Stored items
........

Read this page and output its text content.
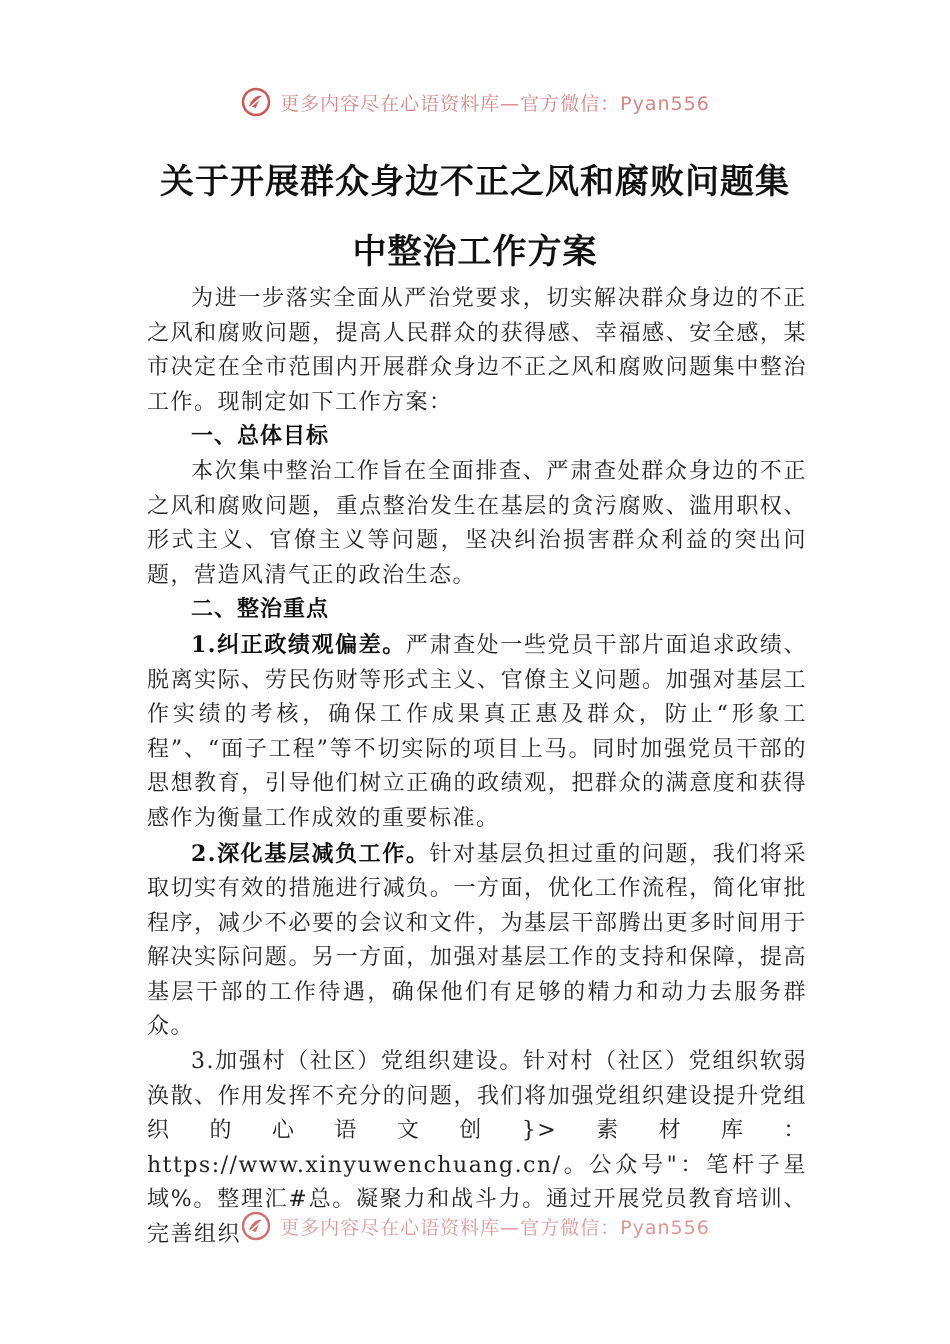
更多内容尽在心语资料库—官方微信：Pyan556
关于开展群众身边不正之风和腐败问题集
中整治工作方案

为进一步落实全面从严治党要求，切实解决群众身边的不正之风和腐败问题，提高人民群众的获得感、幸福感、安全感，某市决定在全市范围内开展群众身边不正之风和腐败问题集中整治工作。现制定如下工作方案：

一、总体目标

本次集中整治工作旨在全面排查、严肃查处群众身边的不正之风和腐败问题，重点整治发生在基层的贪污腐败、滥用职权、形式主义、官僚主义等问题，坚决纠治损害群众利益的突出问题，营造风清气正的政治生态。

二、整治重点

1.纠正政绩观偏差。严肃查处一些党员干部片面追求政绩、脱离实际、劳民伤财等形式主义、官僚主义问题。加强对基层工作实绩的考核，确保工作成果真正惠及群众，防止“形象工程”、“面子工程”等不切实际的项目上马。同时加强党员干部的思想教育，引导他们树立正确的政绩观，把群众的满意度和获得感作为衡量工作成效的重要标准。

2.深化基层减负工作。针对基层负担过重的问题，我们将采取切实有效的措施进行减负。一方面，优化工作流程，简化审批程序，减少不必要的会议和文件，为基层干部腾出更多时间用于解决实际问题。另一方面，加强对基层工作的支持和保障，提高基层干部的工作待遇，确保他们有足够的精力和动力去服务群众。

3.加强村（社区）党组织建设。针对村（社区）党组织软弱涣散、作用发挥不充分的问题，我们将加强党组织建设提升党组织的心语文创}>素材库：https://www.xinyuwenchuang.cn/。公众号"：笔杆子星域%。整理汇#总。凝聚力和战斗力。通过开展党员教育培训、完善组织	更多内容尽在心语资料库—官方微信：Pyan556
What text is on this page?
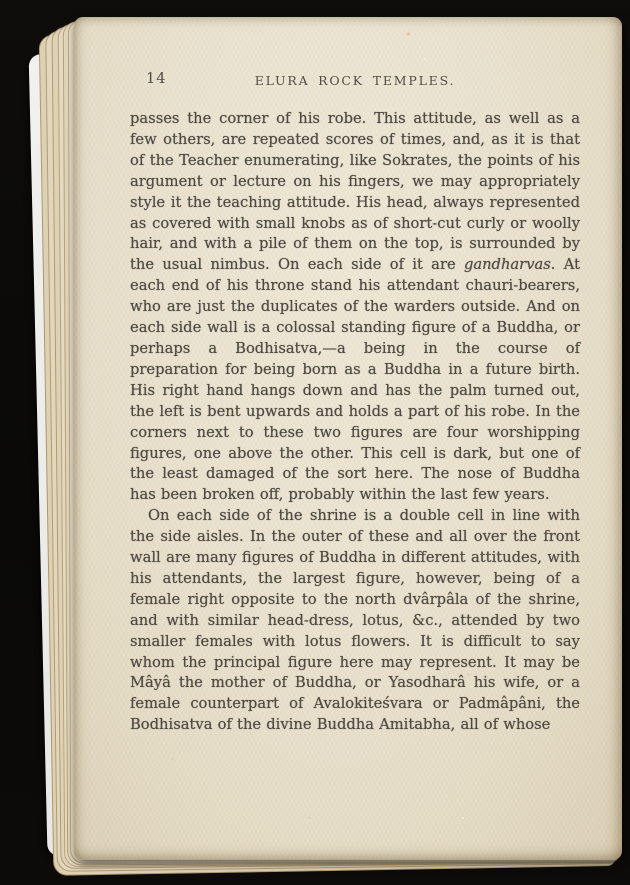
14	ELURA ROCK TEMPLES.

passes the corner of his robe. This attitude, as well as a few others, are repeated scores of times, and, as it is that of the Teacher enumerating, like Sokrates, the points of his argument or lecture on his fingers, we may appropriately style it the teaching attitude. His head, always represented as covered with small knobs as of short-cut curly or woolly hair, and with a pile of them on the top, is surrounded by the usual nimbus. On each side of it are gandharvas. At each end of his throne stand his attendant chauri-bearers, who are just the duplicates of the warders outside. And on each side wall is a colossal standing figure of a Buddha, or perhaps a Bodhisatva,—a being in the course of preparation for being born as a Buddha in a future birth. His right hand hangs down and has the palm turned out, the left is bent upwards and holds a part of his robe. In the corners next to these two figures are four worshipping figures, one above the other. This cell is dark, but one of the least damaged of the sort here. The nose of Buddha has been broken off, probably within the last few years.

On each side of the shrine is a double cell in line with the side aisles. In the outer of these and all over the front wall are many figures of Buddha in different attitudes, with his attendants, the largest figure, however, being of a female right opposite to the north dvârpâla of the shrine, and with similar head-dress, lotus, &c., attended by two smaller females with lotus flowers. It is difficult to say whom the principal figure here may represent. It may be Mâyâ the mother of Buddha, or Yasodharâ his wife, or a female counterpart of Avalokiteśvara or Padmâpâni, the Bodhisatva of the divine Buddha Amitabha, all of whose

........

What this task involves
Quote every line of the records above exactly; no picture is to be copied.

Response to the exercise
Read this page and output its text content.
更多内容尽在心语资料库—官方微信：Pyan556
关于开展群众身边不正之风和腐败问题集
中整治工作方案

为进一步落实全面从严治党要求，切实解决群众身边的不正之风和腐败问题，提高人民群众的获得感、幸福感、安全感，某市决定在全市范围内开展群众身边不正之风和腐败问题集中整治工作。现制定如下工作方案：

一、总体目标

本次集中整治工作旨在全面排查、严肃查处群众身边的不正之风和腐败问题，重点整治发生在基层的贪污腐败、滥用职权、形式主义、官僚主义等问题，坚决纠治损害群众利益的突出问题，营造风清气正的政治生态。

二、整治重点

1.纠正政绩观偏差。严肃查处一些党员干部片面追求政绩、脱离实际、劳民伤财等形式主义、官僚主义问题。加强对基层工作实绩的考核，确保工作成果真正惠及群众，防止“形象工程”、“面子工程”等不切实际的项目上马。同时加强党员干部的思想教育，引导他们树立正确的政绩观，把群众的满意度和获得感作为衡量工作成效的重要标准。

2.深化基层减负工作。针对基层负担过重的问题，我们将采取切实有效的措施进行减负。一方面，优化工作流程，简化审批程序，减少不必要的会议和文件，为基层干部腾出更多时间用于解决实际问题。另一方面，加强对基层工作的支持和保障，提高基层干部的工作待遇，确保他们有足够的精力和动力去服务群众。

3.加强村（社区）党组织建设。针对村（社区）党组织软弱涣散、作用发挥不充分的问题，我们将加强党组织建设提升党组织的心语文创}>素材库：https://www.xinyuwenchuang.cn/。公众号"：笔杆子星域%。整理汇#总。凝聚力和战斗力。通过开展党员教育培训、完善组织	更多内容尽在心语资料库—官方微信：Pyan556
What text is on this page?
14	ELURA ROCK TEMPLES.

passes the corner of his robe. This attitude, as well as a few others, are repeated scores of times, and, as it is that of the Teacher enumerating, like Sokrates, the points of his argument or lecture on his fingers, we may appropriately style it the teaching attitude. His head, always represented as covered with small knobs as of short-cut curly or woolly hair, and with a pile of them on the top, is surrounded by the usual nimbus. On each side of it are gandharvas. At each end of his throne stand his attendant chauri-bearers, who are just the duplicates of the warders outside. And on each side wall is a colossal standing figure of a Buddha, or perhaps a Bodhisatva,—a being in the course of preparation for being born as a Buddha in a future birth. His right hand hangs down and has the palm turned out, the left is bent upwards and holds a part of his robe. In the corners next to these two figures are four worshipping figures, one above the other. This cell is dark, but one of the least damaged of the sort here. The nose of Buddha has been broken off, probably within the last few years.

On each side of the shrine is a double cell in line with the side aisles. In the outer of these and all over the front wall are many figures of Buddha in different attitudes, with his attendants, the largest figure, however, being of a female right opposite to the north dvârpâla of the shrine, and with similar head-dress, lotus, &c., attended by two smaller females with lotus flowers. It is difficult to say whom the principal figure here may represent. It may be Mâyâ the mother of Buddha, or Yasodharâ his wife, or a female counterpart of Avalokiteśvara or Padmâpâni, the Bodhisatva of the divine Buddha Amitabha, all of whose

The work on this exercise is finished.